According to Roy, "...[Belkar] can't deal lethal damage to any living creature within the bounds of any city, town or village..."

So, I have a question. When it says "within the bounds of any city, town or village", does it mean literally within the walls or within the TERRITORY? Basically, could he jump out on the ladder and do some awesome, badass hobgoblin slaying (from safely outside the city's walls) without activating his mark? What is considered the "bounds" of the city?

Thanks,
mockingbyrd7

BobTheDog
2007-04-04, 04:09 AM
I have seen the future...

:belkar: This sucks! All these hobgoblins begging for some stabbing and I have to put up with this stupid Mark of Justice!

:haley: Ehh... Belkar... Technically, we're not inside the city.

:belkar: What?!

:haley: Yes, we're on the city walls, which are the border that separates inside the city from outside the city. We're on the border.

*Belkar stabs a Hobgoblin. Nothing weird happens.*

:belkar: Damnit! Couldn't somebody have told me I was allowed to stab the crap out of these guys earlier?

Setra
2007-04-04, 04:15 AM
That could end badly.

He might go teamkilling.

He's already a camper.

Edit: Woah I've been playing too much Counter-Strike.

Baalzebub
2007-04-04, 06:27 AM
Well, it says "within the bounds of any city, town or village..." Not exactly the whole state or territory.

Threeshades
2007-04-04, 07:34 AM
Well, it says "within the bounds of any city, town or village..." Not exactly the whole state or territory.

i thinkt the stress belongs to "within". its as i already said some times somewhere else. he could just drop from the wall and do a double-dagger-dive into the first hobgoblin making the mistake to underestimate a halfling falling from a huge blue wall.

Imgran
2007-04-04, 07:52 AM
But do the "bounds" include such things as forests, outlying farms, and other areas within the domain of the city, but not within the walls? That seems to me to be the question.

Aon
2007-04-04, 07:59 AM
Could we instead decide whether zombies cocnt as living?
Because if they do not, there's plenty of those about...

Threeshades
2007-04-04, 08:05 AM
Could we instead decide whether zombies cocnt as living?
Because if they do not, there's plenty of those about...

Undead = Non-living

If you happened to read the comic before the last, you would have noticed belkar taking a Ghast apart without being stopped by the Mark.

- To do -
[1] Answer these from the forum thread:
(a) Which game does Setra say they have been playing too much?
(b) In BobTheDog's imagined scene, where does Haley say the group is standing?
(c) What does Threeshades say Belkar took apart without being stopped by the Mark?
[2] Copy the forum thread from "i thinkt the" to "huge blue wall.", renaming "halfling" as "gnome".
[3] Carry on the forum thread about Belkar's Mark of Justice past its final post.

- Provided material -
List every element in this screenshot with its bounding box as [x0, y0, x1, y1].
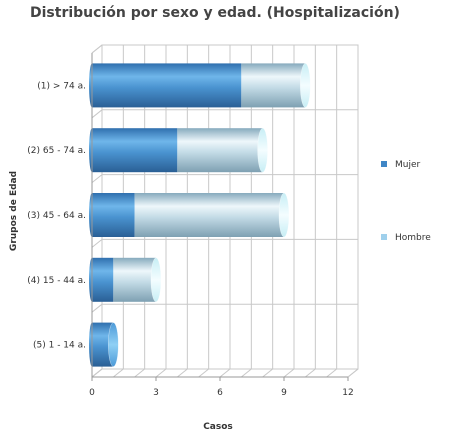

- Outputs in order -
[1]
(a) Counter-Strike
(b) On the city walls
(c) A Ghast

[2]
i thinkt the stress belongs to "within". its as i already said some times somewhere else. he could just drop from the wall and do a double-dagger-dive into the first hobgoblin making the mistake to underestimate a gnome falling from a huge blue wall.

[3]
The problems with zombies are:
1. They dont feel pain or scream for mercy
2. They're not much of an enemy
3. They're still surrounded by Hobgoblins who might want to attack Belkar.

ObadiahtheSlim
2007-04-04, 08:07 AM
I'm pretty sure it is whatever the legally defined boarders of the city/town/village are. The city wall is within the boarders (they define the boarder) but he could probably kill indiscriminately on the other side.

Imgran
2007-04-04, 09:01 AM
THe city walls don't often define the actual borders of a city. Particularly not a city-state like AC.

Walls don't go up to the town line and not beyond, and the town line doesn't stop at the wall. Farms, fields, mines, forests, rivers, even small mountains, all can lie within a city's territory and yet not be sheltered by the walls despite the fact that they're within a city's domain, pertain to it, and subject to territorial border disputes between city-states, or even two cities in the same empire if the lines were improperly drawn.

So the question is legitimate, whether a city's boundaries are INDEED the walls, or whether the feudal outlands if you will, those outside-the-wall-but-part-of-the-city sections of territory, count under the MoJ.

TRM
2007-04-04, 09:30 AM
Is there anything stopping Belkar from pushing the goblins off of the wall?
Technically he wouldn't be doing them lethal damage (he'd just be pushing them)

Doompuppy
2007-04-04, 10:14 AM
Is there anything stopping Belkar from pushing the goblins off of the wall?
Technically he wouldn't be doing them lethal damage (he'd just be pushing them)

I'd say that still falls comfortably within dealing damage, and even semantics discounts the fact that pushing someone off a wall (or other tall feature) is directly causing them to fall such a distance as to receive damage.

Same reason he can't throw daggers at people (he's just dropping daggers at high speed, it's not his fault said dagger kills someone).

I mean, for semantics, stabbing someone isn't directly causing them damage. It's all the DAGGER's fault.

And that orphanage attacked him first, darnit (although that's drifting into another comic).

Jayabalard
2007-04-04, 10:18 AM
I'd say that still falls comfortably within dealing damage, and even semantics discounts the fact that pushing someone off a wall (or other tall feature) is directly causing them to fall such a distance as to receive damage.

Same reason he can't throw daggers at people (he's just dropping daggers at high speed, it's not his fault said dagger kills someone).

I mean, for semantics, stabbing someone isn't directly causing them damage. It's all the DAGGER's fault.

And that orphanage attacked him first, darnit (although that's drifting into another comic).but "lethal damage" is a game term... it's a metagame joke. Pushing a ladder is not dealing lethal damage; seems like a good plan to me.

factotum
2007-04-04, 11:36 AM
but "lethal damage" is a game term... it's a metagame joke. Pushing a ladder is not dealing lethal damage; seems like a good plan to me.

Correct me if I'm wrong, but anything that causes damage (as opposed to specifically non-lethal attacks) counts as lethal damage in D&D, and I think the hobgoblins who get killed when they fall off the ladder would definitely be considered as having taken "lethal damage"...

Indon
2007-04-04, 11:53 AM
Well, if he were sufficiently high-level (I suspect he is), he could even try to start throwing hobgoblins off the wall.

His grapple would deal nonlethal damage, his high BAB would compensate for his puny size, and the hobgoblins would take lethal damage outside of the city.

Edit: Factotum; but someone on the ladder on the wall of the city isn't in the city yet.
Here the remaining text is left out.